REQUIRED WORK: Would you repeat the listing exactly but omit every picture?

Recorded data
▶
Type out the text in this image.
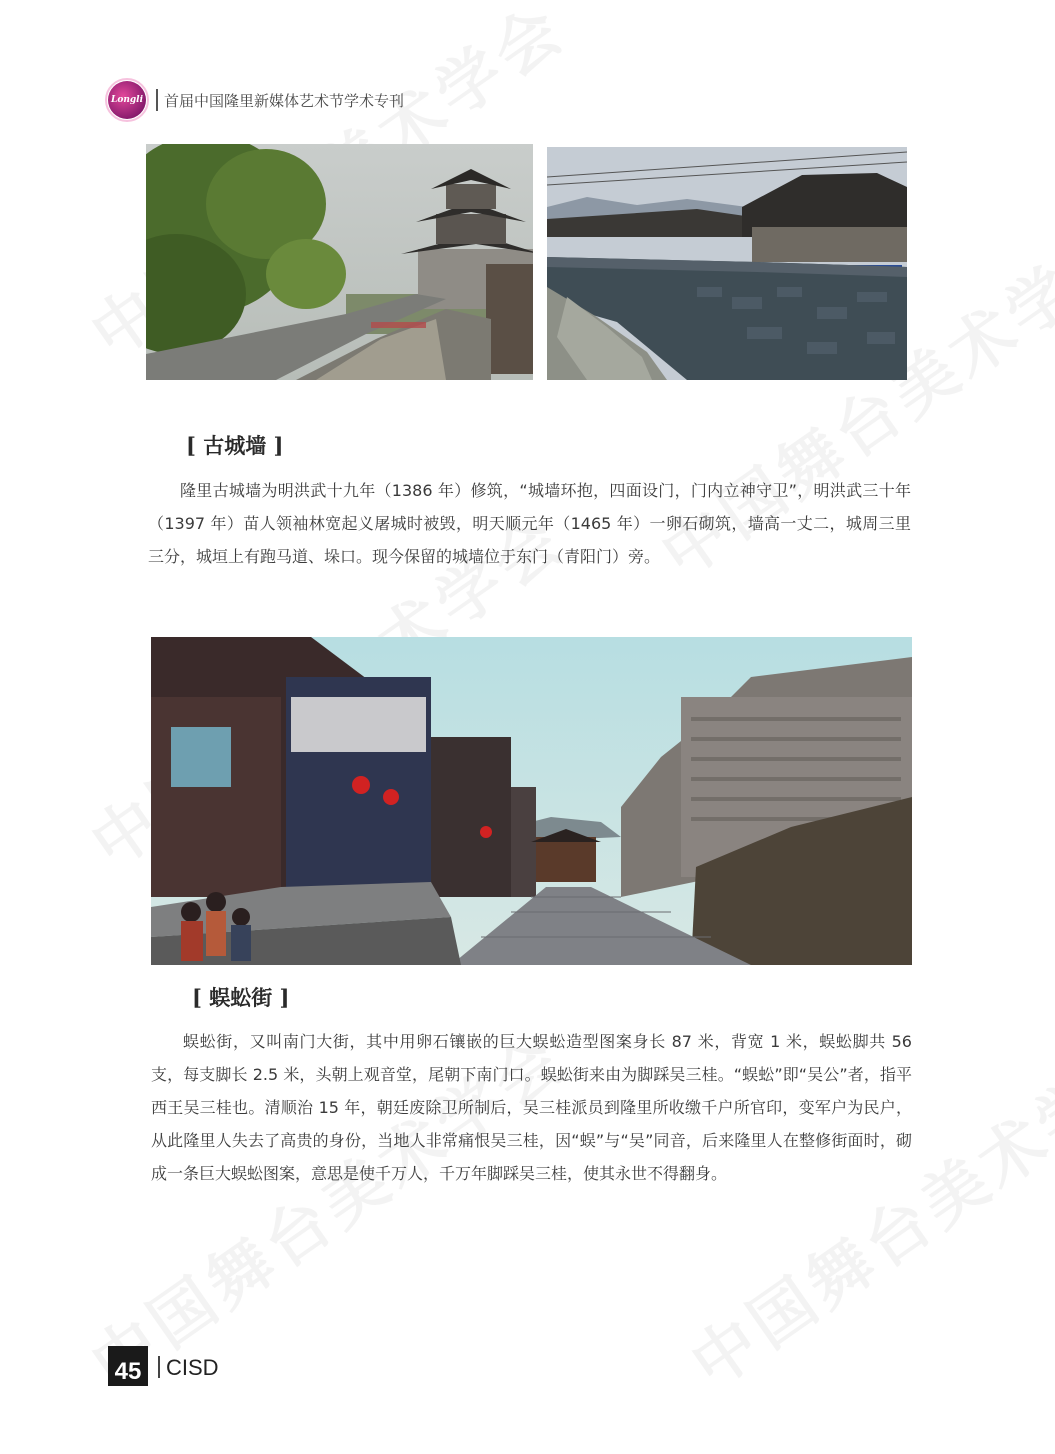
Longli 首届中国隆里新媒体艺术节学术专刊
[ 古城墙 ]

隆里古城墙为明洪武十九年（1386 年）修筑，“城墙环抱，四面设门，门内立神守卫”，明洪武三十年（1397 年）苗人领袖林宽起义屠城时被毁，明天顺元年（1465 年）一卵石砌筑，墙高一丈二，城周三里三分，城垣上有跑马道、垛口。现今保留的城墙位于东门（青阳门）旁。

[ 蜈蚣街 ]

蜈蚣街，又叫南门大街，其中用卵石镶嵌的巨大蜈蚣造型图案身长 87 米，背宽 1 米，蜈蚣脚共 56 支，每支脚长 2.5 米，头朝上观音堂，尾朝下南门口。蜈蚣街来由为脚踩吴三桂。“蜈蚣”即“吴公”者，指平西王吴三桂也。清顺治 15 年，朝廷废除卫所制后，吴三桂派员到隆里所收缴千户所官印，变军户为民户，从此隆里人失去了高贵的身份，当地人非常痛恨吴三桂，因“蜈”与“吴”同音，后来隆里人在整修街面时，砌成一条巨大蜈蚣图案，意思是使千万人，千万年脚踩吴三桂，使其永世不得翻身。

45	CISD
◀
CORRECT RESULT:
Type out the text in this image.
Longli 首届中国隆里新媒体艺术节学术专刊
[ 古城墙 ]

隆里古城墙为明洪武十九年（1386 年）修筑，“城墙环抱，四面设门，门内立神守卫”，明洪武三十年（1397 年）苗人领袖林宽起义屠城时被毁，明天顺元年（1465 年）一卵石砌筑，墙高一丈二，城周三里三分，城垣上有跑马道、垛口。现今保留的城墙位于东门（青阳门）旁。

[ 蜈蚣街 ]

蜈蚣街，又叫南门大街，其中用卵石镶嵌的巨大蜈蚣造型图案身长 87 米，背宽 1 米，蜈蚣脚共 56 支，每支脚长 2.5 米，头朝上观音堂，尾朝下南门口。蜈蚣街来由为脚踩吴三桂。“蜈蚣”即“吴公”者，指平西王吴三桂也。清顺治 15 年，朝廷废除卫所制后，吴三桂派员到隆里所收缴千户所官印，变军户为民户，从此隆里人失去了高贵的身份，当地人非常痛恨吴三桂，因“蜈”与“吴”同音，后来隆里人在整修街面时，砌成一条巨大蜈蚣图案，意思是使千万人，千万年脚踩吴三桂，使其永世不得翻身。

45	CISD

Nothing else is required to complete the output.